### Short task
Below are records; work out how many of their lines contain "title" and give only that number.

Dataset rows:
====
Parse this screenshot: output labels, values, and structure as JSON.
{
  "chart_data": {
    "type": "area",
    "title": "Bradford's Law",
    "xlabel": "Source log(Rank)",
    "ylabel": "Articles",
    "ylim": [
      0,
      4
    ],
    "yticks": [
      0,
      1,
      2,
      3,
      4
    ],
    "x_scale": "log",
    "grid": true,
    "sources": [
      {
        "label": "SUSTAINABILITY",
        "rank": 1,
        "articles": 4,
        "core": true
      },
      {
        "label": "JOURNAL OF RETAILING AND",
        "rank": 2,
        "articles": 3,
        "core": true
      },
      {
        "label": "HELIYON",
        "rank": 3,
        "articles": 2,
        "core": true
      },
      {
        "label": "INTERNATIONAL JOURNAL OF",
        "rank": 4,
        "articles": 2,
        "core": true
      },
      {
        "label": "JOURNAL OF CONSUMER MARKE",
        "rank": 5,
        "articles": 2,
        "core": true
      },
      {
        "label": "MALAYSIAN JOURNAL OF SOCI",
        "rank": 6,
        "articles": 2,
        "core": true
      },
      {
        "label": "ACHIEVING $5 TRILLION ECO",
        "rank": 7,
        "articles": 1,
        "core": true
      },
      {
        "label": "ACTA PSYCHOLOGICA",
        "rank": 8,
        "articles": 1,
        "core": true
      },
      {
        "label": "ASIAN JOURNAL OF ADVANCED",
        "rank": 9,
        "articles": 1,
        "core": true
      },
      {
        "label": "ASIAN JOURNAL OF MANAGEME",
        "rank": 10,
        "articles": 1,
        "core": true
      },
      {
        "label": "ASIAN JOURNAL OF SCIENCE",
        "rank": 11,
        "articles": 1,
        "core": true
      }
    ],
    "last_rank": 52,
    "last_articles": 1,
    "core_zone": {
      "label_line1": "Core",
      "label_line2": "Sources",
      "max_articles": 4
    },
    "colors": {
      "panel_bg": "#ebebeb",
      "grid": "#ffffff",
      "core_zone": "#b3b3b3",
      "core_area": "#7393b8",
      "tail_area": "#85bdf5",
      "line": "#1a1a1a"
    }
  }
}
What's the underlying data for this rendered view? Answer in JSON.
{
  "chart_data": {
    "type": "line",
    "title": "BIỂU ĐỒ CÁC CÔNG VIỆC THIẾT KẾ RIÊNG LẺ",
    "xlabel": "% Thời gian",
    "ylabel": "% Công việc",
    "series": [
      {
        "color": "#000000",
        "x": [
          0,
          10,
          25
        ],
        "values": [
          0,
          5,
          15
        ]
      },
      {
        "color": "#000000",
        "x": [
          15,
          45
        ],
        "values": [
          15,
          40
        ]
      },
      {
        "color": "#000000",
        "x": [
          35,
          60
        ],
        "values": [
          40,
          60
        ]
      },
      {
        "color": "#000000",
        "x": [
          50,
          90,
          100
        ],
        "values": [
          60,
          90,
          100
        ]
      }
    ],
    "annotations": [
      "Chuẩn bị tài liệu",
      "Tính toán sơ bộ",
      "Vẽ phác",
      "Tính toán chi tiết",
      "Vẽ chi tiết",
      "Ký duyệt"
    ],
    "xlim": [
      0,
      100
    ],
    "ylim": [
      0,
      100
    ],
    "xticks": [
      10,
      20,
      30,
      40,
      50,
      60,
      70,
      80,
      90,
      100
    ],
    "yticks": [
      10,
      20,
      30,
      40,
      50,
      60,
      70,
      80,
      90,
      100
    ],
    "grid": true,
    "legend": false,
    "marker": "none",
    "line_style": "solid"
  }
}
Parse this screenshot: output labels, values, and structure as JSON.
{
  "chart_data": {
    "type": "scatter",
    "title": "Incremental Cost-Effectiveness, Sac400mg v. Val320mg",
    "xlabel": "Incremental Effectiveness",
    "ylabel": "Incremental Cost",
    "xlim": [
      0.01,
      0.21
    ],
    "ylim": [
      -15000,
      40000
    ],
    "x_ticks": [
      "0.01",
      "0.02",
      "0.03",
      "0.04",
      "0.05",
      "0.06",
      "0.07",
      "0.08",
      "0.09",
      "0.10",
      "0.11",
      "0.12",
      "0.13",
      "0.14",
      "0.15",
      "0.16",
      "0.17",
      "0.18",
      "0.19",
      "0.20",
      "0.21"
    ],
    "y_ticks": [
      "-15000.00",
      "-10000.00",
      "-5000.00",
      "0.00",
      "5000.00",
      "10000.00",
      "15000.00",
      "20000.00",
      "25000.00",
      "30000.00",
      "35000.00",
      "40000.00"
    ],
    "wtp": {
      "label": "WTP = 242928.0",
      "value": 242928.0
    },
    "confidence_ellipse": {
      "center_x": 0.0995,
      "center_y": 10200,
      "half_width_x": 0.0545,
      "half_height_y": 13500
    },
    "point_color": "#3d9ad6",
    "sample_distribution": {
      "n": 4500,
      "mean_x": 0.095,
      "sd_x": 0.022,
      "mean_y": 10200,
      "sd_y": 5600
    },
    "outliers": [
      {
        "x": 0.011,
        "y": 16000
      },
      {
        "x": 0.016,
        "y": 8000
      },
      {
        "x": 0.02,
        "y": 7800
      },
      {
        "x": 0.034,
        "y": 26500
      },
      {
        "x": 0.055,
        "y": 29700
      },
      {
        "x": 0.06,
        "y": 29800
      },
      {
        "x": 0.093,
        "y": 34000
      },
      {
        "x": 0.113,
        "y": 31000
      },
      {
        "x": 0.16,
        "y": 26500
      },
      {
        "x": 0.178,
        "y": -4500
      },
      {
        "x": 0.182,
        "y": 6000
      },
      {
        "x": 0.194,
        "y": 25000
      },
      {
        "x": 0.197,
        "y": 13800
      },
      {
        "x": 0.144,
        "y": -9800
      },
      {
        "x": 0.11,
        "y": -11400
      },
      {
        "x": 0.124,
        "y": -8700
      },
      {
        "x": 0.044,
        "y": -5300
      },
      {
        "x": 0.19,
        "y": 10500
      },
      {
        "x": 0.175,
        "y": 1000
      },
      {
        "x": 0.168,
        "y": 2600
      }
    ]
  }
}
====
### The reply
3